What to produce: For the listing below, give the count of lines containing "piNTCF", and no other text.

Data in this exercise:
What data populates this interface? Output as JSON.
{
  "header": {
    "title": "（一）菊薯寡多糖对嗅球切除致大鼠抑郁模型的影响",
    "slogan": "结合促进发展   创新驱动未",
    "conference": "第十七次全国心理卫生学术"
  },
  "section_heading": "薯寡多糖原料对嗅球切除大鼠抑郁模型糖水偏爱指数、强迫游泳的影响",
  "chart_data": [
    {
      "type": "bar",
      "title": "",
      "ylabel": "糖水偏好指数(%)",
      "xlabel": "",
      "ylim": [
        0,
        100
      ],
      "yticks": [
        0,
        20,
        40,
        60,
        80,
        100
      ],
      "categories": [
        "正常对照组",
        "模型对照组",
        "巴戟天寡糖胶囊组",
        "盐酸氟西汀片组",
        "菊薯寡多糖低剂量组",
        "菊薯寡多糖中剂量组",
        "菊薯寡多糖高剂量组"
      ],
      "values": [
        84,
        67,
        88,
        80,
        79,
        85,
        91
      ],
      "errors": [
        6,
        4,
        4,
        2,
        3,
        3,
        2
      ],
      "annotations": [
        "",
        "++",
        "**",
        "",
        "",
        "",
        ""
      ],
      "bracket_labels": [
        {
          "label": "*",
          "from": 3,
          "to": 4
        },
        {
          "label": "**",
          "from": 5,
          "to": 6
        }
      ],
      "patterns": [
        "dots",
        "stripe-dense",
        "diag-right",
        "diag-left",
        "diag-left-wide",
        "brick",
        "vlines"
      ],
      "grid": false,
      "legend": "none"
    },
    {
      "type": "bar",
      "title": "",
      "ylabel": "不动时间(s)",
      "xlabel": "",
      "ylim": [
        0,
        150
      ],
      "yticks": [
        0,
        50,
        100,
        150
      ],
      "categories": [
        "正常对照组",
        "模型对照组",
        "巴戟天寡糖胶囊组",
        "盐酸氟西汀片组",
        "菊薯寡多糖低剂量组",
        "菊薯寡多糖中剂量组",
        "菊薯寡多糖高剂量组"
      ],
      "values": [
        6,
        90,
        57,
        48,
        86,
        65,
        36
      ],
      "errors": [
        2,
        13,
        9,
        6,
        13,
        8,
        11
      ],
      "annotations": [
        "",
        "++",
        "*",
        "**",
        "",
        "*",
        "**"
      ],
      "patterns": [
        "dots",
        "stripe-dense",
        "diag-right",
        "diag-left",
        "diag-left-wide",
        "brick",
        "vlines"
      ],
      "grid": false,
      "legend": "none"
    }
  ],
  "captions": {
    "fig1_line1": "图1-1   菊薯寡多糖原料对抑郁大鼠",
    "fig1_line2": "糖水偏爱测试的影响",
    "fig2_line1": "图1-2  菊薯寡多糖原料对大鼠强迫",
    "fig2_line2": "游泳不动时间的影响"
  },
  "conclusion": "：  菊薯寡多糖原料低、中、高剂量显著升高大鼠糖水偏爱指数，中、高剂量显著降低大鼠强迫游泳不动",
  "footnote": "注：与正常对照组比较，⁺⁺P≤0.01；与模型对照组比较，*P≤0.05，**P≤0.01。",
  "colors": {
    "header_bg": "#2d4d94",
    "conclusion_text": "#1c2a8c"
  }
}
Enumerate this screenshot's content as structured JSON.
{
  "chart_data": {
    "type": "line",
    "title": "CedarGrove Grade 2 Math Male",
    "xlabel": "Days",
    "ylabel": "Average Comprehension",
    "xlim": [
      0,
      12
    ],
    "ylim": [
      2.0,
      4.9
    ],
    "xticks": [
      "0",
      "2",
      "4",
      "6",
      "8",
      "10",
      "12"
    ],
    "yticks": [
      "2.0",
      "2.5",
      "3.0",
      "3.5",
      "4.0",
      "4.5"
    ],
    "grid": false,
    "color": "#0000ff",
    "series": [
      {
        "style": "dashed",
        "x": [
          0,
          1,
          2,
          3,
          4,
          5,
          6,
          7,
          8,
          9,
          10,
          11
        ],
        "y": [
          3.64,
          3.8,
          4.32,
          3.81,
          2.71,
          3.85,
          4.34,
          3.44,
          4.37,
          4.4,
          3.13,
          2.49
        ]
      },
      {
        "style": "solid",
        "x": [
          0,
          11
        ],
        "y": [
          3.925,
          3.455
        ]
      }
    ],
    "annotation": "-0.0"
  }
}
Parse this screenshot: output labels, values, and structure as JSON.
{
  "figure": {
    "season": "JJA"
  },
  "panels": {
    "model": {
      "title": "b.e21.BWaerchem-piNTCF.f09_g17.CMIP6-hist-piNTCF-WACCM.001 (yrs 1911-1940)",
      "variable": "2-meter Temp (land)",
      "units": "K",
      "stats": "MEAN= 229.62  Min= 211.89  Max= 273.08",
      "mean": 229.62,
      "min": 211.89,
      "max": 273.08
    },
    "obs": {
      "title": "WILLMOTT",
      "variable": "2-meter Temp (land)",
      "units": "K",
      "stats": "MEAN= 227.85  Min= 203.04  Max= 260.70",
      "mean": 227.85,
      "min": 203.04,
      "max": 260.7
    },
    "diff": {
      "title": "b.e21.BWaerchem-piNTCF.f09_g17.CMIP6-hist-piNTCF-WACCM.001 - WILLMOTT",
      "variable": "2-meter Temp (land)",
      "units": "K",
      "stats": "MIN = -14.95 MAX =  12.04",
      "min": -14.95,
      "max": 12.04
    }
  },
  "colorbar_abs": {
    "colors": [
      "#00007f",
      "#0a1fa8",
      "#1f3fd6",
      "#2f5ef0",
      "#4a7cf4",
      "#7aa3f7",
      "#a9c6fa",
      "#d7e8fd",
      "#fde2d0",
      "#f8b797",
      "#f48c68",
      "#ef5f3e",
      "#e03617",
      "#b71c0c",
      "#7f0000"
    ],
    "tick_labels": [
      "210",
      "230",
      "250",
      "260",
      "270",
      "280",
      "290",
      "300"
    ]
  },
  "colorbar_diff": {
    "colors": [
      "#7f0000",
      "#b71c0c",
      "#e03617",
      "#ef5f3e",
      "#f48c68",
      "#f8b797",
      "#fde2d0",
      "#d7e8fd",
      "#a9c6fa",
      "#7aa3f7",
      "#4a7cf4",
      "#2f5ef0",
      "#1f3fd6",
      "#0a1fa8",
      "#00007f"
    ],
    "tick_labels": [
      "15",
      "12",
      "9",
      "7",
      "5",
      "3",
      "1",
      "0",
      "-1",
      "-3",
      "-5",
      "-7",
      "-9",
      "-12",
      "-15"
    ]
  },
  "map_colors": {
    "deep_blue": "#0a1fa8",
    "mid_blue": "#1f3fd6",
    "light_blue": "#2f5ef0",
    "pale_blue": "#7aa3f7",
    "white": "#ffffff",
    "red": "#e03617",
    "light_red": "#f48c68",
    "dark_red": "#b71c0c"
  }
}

Answer: 2